[start of RECORDS SUPPLIED]

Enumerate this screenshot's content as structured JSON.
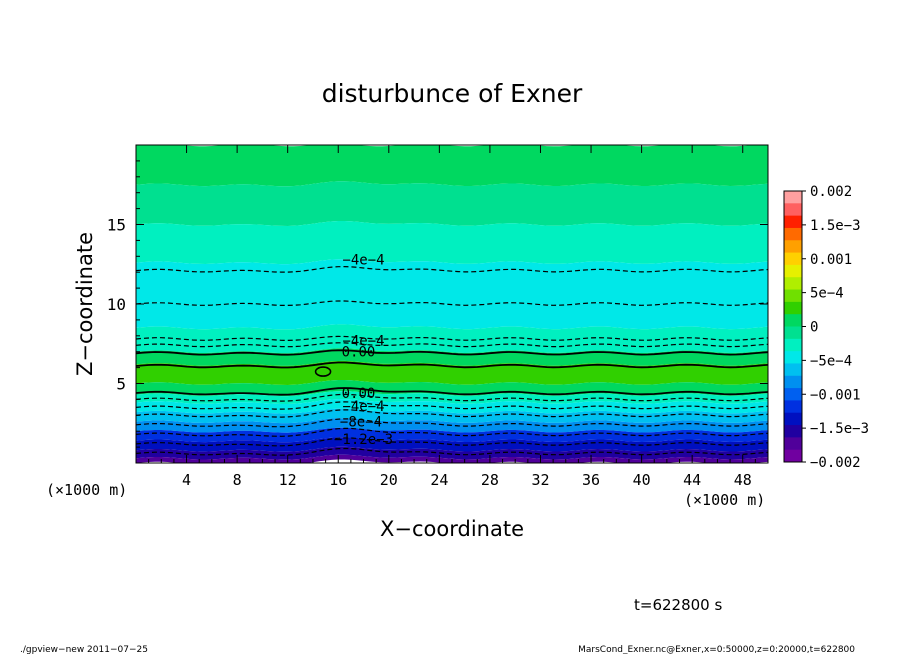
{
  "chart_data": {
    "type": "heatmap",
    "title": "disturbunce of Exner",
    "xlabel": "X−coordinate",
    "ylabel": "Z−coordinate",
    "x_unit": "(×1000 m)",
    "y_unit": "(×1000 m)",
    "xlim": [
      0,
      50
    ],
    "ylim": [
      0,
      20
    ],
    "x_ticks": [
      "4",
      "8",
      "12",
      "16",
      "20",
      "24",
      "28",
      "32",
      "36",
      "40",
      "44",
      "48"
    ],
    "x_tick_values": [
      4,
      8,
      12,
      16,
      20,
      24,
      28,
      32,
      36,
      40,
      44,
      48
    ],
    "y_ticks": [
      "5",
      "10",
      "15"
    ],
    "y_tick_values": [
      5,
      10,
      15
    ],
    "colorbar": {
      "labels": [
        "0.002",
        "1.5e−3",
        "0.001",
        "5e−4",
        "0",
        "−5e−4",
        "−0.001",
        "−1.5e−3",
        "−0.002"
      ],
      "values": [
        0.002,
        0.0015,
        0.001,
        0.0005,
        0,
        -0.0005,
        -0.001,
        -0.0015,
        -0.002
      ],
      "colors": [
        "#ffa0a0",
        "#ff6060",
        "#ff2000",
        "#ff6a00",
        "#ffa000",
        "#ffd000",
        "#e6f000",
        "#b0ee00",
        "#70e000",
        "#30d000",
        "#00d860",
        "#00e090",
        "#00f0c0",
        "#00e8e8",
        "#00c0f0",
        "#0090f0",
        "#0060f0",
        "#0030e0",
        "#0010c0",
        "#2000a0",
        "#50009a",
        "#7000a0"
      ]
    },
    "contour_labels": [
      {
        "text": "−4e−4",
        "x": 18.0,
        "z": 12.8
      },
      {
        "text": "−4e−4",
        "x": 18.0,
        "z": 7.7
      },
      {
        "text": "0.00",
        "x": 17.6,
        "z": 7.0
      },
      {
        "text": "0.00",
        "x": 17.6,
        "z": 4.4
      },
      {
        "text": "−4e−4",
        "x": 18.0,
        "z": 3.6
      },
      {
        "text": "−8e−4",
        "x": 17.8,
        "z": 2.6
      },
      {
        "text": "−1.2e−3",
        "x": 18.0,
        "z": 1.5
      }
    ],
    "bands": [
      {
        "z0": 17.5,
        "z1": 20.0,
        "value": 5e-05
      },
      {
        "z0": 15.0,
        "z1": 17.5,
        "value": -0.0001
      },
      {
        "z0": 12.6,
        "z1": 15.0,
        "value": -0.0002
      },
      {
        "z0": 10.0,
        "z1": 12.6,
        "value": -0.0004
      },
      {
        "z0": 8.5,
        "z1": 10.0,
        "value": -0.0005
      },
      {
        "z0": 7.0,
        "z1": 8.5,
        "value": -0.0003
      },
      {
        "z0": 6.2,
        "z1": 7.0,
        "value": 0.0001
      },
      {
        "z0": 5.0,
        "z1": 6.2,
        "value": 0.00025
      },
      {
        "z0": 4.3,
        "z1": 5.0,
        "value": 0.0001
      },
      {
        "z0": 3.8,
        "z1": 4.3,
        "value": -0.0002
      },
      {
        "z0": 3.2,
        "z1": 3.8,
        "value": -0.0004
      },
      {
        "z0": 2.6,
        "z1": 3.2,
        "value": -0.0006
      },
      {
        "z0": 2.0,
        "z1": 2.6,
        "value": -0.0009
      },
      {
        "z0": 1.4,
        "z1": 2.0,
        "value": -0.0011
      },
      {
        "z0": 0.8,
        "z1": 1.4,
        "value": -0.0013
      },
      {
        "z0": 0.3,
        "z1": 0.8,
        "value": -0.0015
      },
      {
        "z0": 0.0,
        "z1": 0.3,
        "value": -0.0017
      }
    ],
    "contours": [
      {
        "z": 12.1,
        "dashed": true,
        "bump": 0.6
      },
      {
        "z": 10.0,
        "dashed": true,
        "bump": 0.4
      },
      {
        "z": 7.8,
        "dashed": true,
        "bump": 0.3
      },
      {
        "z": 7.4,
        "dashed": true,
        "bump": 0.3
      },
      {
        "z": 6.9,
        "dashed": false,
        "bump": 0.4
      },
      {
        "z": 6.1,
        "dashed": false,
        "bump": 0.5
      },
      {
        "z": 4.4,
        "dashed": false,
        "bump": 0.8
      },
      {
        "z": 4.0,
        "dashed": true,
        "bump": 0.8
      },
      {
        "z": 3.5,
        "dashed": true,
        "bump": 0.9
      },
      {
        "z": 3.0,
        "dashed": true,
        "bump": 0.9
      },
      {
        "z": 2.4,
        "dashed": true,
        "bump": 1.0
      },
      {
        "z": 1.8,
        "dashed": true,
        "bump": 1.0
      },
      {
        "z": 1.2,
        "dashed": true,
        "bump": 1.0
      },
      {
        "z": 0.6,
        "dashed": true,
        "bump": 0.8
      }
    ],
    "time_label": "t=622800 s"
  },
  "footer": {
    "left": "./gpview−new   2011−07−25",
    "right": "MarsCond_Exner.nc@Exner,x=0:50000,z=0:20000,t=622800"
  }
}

[end of RECORDS SUPPLIED]

WHAT THE TASK REQUIRES -
Provide only the count of lines in the data above that include the string "coordinate".

SOLUTION TO THIS TASK -
2